* start RECORDS *
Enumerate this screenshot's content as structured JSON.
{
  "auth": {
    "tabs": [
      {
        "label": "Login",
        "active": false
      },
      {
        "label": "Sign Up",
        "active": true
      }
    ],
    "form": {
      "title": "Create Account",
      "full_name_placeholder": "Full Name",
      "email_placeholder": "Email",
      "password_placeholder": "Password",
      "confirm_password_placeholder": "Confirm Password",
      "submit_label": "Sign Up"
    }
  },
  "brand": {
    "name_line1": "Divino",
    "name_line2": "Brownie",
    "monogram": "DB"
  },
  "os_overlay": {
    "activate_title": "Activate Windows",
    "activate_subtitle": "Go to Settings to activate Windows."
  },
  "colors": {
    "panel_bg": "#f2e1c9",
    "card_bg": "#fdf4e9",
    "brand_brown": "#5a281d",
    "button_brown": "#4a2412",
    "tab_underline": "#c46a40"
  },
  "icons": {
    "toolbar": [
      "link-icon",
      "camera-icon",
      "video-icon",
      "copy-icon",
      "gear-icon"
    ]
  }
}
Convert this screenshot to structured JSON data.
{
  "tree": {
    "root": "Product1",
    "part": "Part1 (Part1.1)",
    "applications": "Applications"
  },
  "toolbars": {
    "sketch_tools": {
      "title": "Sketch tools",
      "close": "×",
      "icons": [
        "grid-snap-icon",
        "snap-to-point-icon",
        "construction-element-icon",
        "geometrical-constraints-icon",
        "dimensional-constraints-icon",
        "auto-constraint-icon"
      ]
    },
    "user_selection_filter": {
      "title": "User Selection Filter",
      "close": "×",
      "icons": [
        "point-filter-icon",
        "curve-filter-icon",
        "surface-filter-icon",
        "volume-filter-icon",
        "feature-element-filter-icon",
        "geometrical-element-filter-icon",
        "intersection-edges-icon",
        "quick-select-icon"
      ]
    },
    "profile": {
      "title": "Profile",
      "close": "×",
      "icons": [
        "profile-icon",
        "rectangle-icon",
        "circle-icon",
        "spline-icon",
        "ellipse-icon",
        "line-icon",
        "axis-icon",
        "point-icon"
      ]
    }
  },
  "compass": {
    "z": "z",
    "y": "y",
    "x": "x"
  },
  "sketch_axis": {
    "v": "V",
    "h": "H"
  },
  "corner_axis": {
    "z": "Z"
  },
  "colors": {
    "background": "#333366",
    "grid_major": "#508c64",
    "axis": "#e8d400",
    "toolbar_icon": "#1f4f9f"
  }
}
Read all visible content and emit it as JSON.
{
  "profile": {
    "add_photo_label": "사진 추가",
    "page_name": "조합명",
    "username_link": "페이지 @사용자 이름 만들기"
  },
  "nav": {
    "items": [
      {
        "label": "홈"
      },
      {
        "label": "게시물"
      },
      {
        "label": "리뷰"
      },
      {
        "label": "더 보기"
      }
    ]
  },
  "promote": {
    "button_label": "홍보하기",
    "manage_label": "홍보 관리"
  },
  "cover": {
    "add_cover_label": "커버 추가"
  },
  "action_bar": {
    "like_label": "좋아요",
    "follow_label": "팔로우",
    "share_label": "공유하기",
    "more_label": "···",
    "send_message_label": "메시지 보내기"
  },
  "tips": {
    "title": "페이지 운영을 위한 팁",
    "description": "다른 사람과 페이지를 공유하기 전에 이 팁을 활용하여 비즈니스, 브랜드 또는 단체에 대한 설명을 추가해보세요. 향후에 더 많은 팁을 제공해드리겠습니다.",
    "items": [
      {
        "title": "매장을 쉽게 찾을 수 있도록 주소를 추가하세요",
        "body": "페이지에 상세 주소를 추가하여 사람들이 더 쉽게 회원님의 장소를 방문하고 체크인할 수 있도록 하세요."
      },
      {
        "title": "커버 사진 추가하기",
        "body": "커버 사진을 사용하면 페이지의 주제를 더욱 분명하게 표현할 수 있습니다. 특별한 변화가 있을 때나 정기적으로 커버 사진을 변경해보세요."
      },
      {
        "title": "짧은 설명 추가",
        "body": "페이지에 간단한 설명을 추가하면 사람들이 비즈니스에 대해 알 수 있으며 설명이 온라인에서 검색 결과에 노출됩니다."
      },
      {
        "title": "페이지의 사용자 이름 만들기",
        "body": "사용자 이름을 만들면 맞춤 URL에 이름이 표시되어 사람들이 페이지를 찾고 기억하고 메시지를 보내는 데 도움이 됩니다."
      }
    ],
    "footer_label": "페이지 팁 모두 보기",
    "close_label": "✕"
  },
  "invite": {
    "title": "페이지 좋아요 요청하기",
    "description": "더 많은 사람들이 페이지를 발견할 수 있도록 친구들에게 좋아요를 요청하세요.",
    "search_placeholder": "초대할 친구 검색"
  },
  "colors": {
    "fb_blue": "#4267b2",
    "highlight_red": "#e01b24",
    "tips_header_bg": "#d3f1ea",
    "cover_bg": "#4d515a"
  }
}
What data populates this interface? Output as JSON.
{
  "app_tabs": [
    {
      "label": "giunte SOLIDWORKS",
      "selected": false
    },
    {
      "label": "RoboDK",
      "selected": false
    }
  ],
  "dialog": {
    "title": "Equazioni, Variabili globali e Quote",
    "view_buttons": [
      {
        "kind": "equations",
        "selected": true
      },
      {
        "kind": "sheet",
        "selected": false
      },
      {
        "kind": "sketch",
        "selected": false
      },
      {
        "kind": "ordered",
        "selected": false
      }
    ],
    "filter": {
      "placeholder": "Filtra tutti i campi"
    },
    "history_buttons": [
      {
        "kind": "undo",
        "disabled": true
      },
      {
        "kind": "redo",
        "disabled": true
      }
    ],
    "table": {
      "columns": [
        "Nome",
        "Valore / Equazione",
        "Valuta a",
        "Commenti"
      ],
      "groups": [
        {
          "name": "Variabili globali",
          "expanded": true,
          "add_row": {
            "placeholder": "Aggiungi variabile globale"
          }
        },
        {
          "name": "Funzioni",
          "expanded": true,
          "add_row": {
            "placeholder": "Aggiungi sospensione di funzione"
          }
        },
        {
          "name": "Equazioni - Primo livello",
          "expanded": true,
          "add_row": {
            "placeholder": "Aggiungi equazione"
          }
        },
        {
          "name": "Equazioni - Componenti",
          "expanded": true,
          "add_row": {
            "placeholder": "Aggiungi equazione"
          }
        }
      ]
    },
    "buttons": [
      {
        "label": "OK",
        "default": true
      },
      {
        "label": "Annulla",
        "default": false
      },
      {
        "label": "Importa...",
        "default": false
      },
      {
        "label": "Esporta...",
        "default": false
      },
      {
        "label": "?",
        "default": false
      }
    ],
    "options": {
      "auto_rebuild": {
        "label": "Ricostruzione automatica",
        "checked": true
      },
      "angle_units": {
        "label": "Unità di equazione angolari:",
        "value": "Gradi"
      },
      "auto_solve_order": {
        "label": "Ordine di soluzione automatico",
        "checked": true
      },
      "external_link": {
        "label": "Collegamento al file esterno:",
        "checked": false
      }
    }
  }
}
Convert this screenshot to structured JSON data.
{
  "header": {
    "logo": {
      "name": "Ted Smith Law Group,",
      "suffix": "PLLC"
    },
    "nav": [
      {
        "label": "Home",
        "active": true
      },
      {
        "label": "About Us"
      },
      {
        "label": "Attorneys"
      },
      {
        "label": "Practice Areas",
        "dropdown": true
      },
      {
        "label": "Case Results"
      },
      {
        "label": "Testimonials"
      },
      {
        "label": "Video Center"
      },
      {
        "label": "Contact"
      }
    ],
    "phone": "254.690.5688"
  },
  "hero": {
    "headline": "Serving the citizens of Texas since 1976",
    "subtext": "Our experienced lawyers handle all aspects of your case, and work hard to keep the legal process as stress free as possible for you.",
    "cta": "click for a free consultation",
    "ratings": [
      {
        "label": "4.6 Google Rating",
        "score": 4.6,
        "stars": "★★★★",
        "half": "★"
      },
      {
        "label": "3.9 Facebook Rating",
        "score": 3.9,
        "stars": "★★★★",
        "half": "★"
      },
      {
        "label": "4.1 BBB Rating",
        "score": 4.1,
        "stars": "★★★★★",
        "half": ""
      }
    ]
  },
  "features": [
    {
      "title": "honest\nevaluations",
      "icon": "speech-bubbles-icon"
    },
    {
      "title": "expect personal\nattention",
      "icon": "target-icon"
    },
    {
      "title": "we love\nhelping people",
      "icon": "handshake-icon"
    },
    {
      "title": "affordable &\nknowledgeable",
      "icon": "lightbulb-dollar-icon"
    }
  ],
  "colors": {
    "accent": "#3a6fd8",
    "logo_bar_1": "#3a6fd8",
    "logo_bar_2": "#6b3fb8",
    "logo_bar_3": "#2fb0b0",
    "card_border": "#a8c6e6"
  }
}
* end RECORDS *
Using the entries above, return each line that includes the word "페이지에".

- _FULL OUTPUT_
        "body": "페이지에 상세 주소를 추가하여 사람들이 더 쉽게 회원님의 장소를 방문하고 체크인할 수 있도록 하세요."
        "body": "페이지에 간단한 설명을 추가하면 사람들이 비즈니스에 대해 알 수 있으며 설명이 온라인에서 검색 결과에 노출됩니다."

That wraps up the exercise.